### Supplied passage
Fixed by downgrading react-scripts version.

TypeError: Cannot read properties of undefined (reading 'toString')

This is the full error:

zk-email-verify/src/scripts/generateinput.ts:182
const = result.results[0].publicKey.toString();
                                    ^
TypeError: Cannot read properties of undefined (reading 'toString')

You need to have internet connection while running dkim verification locally, in order to fetch the public key. If you have internet connection, make sure you downloaded the email with the headers: you should see a DKIM section in the file. DKIM verifiction may also fail after the public keys rotate, though this has not been confirmed.

How do I lookup the RSA pubkey for a domain?

Use easydmarc.com/tools/dkim-lookup?domain=twitter.com.

DKIM parsing/public key errors with generate_input.ts

Writing to file...
/Users/aayushgupta/Documents/.projects.nosync/zk-email-verify/src/scripts/generate_input.ts:190
        throw new Error(`No public key found on generate_inputs result ${JSON.stringify(result)}`);

Depending on the "info" error at the end of the email, you probably need to go through src/helpers/dkim/*.js and replace some ".replace" functions with ".replaceAll" instead (likely tools.js), and also potentially strip some quotes.

No available storage method found.

If when using snarkjs, you see this:

[ERROR] snarkJS: Error: No available storage method found. [full path]
/node_modules/localforage/dist/localforage.js:2762:25

Rerun with this: yarn add snarkjs@git+https://github.com/vb7401/snarkjs.git#24981febe8826b6ab76ae4d76cf7f9142919d2b8

I'm trying to edit the circuits, and running into the error 'Non-quadratic constraints are not allowed!'

The line number of this error is usually arbitrary. Make sure you are not mixing signals and variables anywhere: signals can only be assigned once, and assigned to other signals (not variables), and cannot be used as parameters in control flow like for, if, array indexing, etc. You can get versions of these by using components like isEqual, lessThan, and quinSelector, respectively.

Where do I get the public key for the signature?

### Supplied information
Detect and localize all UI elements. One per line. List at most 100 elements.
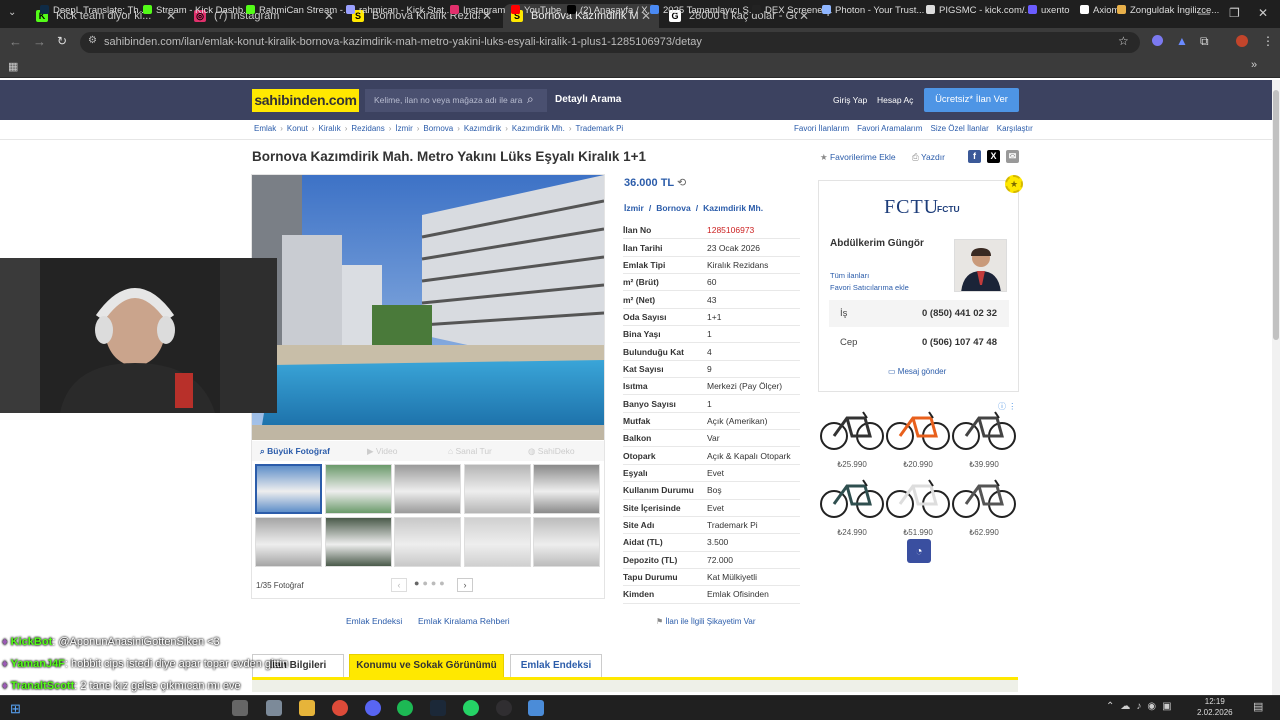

### Requirements
• A. Answer these from the zk-email troubleshooting notes:
(i) Which site do the notes give for looking up a domain's RSA public key?
(ii) Which function should replace ".replace" in the DKIM helper files?
(iii) Which three components do the notes name for getting versions of what signals cannot be used for?
• B. Reproduce the part of the zk-email troubleshooting notes that begins at the words "DKIM parsing/public key" and stops after "strip some quotes.".

### Solution set
• A.
(i) easydmarc.com/tools/dkim-lookup?domain=twitter.com
(ii) ".replaceAll"
(iii) isEqual, lessThan, and quinSelector

• B.
DKIM parsing/public key errors with generate_input.ts

Writing to file...
/Users/aayushgupta/Documents/.projects.nosync/zk-email-verify/src/scripts/generate_input.ts:190
        throw new Error(`No public key found on generate_inputs result ${JSON.stringify(result)}`);

Depending on the "info" error at the end of the email, you probably need to go through src/helpers/dkim/*.js and replace some ".replace" functions with ".replaceAll" instead (likely tools.js), and also potentially strip some quotes.